§ Written request
Report every line below that holds the word "عائشة".

**** Excerpted data

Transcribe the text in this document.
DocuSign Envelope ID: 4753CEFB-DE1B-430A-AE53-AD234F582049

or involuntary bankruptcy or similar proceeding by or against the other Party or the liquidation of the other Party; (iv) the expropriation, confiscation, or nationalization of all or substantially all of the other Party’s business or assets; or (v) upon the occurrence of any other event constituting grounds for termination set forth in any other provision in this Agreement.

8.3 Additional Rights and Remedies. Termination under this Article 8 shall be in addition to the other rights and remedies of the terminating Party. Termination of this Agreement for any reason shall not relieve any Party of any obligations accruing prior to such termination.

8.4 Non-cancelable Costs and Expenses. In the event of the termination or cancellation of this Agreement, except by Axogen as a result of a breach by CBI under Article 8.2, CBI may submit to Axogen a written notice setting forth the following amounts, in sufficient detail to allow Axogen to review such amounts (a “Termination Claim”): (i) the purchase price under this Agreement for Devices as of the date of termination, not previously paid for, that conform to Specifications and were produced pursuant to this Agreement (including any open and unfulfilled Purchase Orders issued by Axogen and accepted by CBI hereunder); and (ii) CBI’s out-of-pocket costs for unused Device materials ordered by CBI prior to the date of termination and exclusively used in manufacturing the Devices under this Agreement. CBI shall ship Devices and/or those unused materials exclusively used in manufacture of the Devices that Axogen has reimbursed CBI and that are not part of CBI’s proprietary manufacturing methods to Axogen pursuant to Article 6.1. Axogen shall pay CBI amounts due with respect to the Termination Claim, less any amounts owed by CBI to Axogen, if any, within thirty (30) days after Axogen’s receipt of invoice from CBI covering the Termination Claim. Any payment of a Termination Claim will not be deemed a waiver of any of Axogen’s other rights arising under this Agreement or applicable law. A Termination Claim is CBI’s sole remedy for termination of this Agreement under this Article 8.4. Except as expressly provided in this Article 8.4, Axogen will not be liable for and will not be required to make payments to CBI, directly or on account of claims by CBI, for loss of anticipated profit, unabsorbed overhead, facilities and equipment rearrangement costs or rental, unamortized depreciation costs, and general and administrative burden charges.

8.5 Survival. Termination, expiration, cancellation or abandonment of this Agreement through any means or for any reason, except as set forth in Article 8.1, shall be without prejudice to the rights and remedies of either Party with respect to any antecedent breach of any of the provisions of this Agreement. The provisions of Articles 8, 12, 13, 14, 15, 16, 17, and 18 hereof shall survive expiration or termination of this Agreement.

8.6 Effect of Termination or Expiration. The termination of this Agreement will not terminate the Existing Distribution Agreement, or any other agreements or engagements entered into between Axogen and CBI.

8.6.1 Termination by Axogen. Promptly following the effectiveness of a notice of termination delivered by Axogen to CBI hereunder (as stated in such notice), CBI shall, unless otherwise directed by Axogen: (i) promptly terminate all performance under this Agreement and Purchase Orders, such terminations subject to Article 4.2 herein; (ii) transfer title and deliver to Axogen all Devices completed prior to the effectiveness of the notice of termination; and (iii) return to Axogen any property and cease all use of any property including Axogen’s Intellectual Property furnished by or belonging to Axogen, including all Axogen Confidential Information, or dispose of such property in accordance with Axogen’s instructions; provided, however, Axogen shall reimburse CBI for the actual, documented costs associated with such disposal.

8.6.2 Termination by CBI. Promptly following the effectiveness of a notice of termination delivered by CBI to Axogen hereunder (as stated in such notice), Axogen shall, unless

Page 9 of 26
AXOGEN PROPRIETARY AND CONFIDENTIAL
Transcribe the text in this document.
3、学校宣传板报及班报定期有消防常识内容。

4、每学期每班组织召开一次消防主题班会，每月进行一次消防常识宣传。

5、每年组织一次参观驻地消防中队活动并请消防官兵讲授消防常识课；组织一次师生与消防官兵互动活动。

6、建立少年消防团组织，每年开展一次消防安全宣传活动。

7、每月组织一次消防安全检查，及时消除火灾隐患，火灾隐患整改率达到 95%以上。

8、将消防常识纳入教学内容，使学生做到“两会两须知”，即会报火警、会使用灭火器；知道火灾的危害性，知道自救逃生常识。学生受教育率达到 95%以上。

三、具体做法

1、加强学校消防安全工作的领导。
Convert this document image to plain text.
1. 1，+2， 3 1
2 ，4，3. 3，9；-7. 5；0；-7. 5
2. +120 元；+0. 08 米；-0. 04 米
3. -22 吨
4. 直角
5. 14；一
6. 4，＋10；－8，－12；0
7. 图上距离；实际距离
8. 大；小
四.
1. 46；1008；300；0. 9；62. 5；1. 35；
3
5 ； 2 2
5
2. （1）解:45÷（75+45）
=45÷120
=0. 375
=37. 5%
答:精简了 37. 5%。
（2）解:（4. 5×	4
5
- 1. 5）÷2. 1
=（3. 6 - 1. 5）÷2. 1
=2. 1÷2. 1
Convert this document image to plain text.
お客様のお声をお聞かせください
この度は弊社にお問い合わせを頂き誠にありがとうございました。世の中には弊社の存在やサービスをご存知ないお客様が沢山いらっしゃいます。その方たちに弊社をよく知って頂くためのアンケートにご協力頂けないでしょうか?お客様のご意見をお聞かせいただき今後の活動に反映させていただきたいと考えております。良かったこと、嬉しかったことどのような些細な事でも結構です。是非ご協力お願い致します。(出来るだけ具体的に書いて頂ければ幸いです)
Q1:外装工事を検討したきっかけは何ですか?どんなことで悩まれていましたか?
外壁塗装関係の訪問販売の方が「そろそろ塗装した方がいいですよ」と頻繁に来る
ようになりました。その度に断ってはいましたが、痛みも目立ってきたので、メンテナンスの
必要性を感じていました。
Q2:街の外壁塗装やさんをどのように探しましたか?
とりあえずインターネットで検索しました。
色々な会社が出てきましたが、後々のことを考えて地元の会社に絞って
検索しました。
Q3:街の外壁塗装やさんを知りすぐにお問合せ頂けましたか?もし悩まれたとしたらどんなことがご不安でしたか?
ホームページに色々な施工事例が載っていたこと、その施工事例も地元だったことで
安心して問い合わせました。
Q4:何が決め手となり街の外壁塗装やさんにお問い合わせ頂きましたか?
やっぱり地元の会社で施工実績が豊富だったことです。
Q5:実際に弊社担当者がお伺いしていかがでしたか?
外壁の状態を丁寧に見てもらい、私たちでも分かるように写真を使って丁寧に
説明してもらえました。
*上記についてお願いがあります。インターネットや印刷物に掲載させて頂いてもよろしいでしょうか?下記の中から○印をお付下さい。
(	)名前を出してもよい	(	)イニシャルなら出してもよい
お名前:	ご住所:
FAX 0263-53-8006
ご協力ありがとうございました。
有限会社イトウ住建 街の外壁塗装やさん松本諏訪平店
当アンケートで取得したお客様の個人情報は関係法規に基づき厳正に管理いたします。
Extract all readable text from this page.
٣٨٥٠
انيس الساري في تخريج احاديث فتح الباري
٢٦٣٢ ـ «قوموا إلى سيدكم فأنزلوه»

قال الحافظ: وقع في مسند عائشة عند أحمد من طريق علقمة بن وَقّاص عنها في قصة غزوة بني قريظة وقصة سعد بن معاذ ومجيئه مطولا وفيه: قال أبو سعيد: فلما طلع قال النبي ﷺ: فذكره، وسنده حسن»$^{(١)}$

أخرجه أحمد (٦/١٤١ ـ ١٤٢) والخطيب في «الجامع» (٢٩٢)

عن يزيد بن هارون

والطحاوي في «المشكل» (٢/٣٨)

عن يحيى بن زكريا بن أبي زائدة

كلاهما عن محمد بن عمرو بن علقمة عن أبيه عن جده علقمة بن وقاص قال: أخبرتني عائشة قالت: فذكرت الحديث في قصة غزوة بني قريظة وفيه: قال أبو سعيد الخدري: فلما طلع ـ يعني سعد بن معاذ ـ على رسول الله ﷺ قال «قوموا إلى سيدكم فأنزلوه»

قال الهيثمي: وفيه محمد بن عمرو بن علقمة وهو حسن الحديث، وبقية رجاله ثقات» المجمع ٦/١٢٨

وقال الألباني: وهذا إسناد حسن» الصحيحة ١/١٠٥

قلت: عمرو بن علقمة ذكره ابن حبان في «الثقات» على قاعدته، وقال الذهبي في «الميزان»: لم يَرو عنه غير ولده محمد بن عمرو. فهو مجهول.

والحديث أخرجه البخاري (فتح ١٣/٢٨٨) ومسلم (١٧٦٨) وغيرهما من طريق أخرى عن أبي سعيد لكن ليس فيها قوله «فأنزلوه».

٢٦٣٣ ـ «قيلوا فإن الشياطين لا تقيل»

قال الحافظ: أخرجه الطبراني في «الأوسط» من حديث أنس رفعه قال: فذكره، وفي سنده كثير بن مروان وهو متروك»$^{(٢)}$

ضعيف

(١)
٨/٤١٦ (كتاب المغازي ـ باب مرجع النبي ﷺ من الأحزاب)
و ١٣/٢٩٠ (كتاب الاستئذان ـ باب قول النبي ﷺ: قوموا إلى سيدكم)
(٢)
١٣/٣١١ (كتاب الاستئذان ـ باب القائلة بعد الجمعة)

********

§ Task response
قال الحافظ: وقع في مسند عائشة عند أحمد من طريق علقمة بن وَقّاص عنها في قصة غزوة بني قريظة وقصة سعد بن معاذ ومجيئه مطولا وفيه: قال أبو سعيد: فلما طلع قال النبي ﷺ: فذكره، وسنده حسن»$^{(١)}$
كلاهما عن محمد بن عمرو بن علقمة عن أبيه عن جده علقمة بن وقاص قال: أخبرتني عائشة قالت: فذكرت الحديث في قصة غزوة بني قريظة وفيه: قال أبو سعيد الخدري: فلما طلع ـ يعني سعد بن معاذ ـ على رسول الله ﷺ قال «قوموا إلى سيدكم فأنزلوه»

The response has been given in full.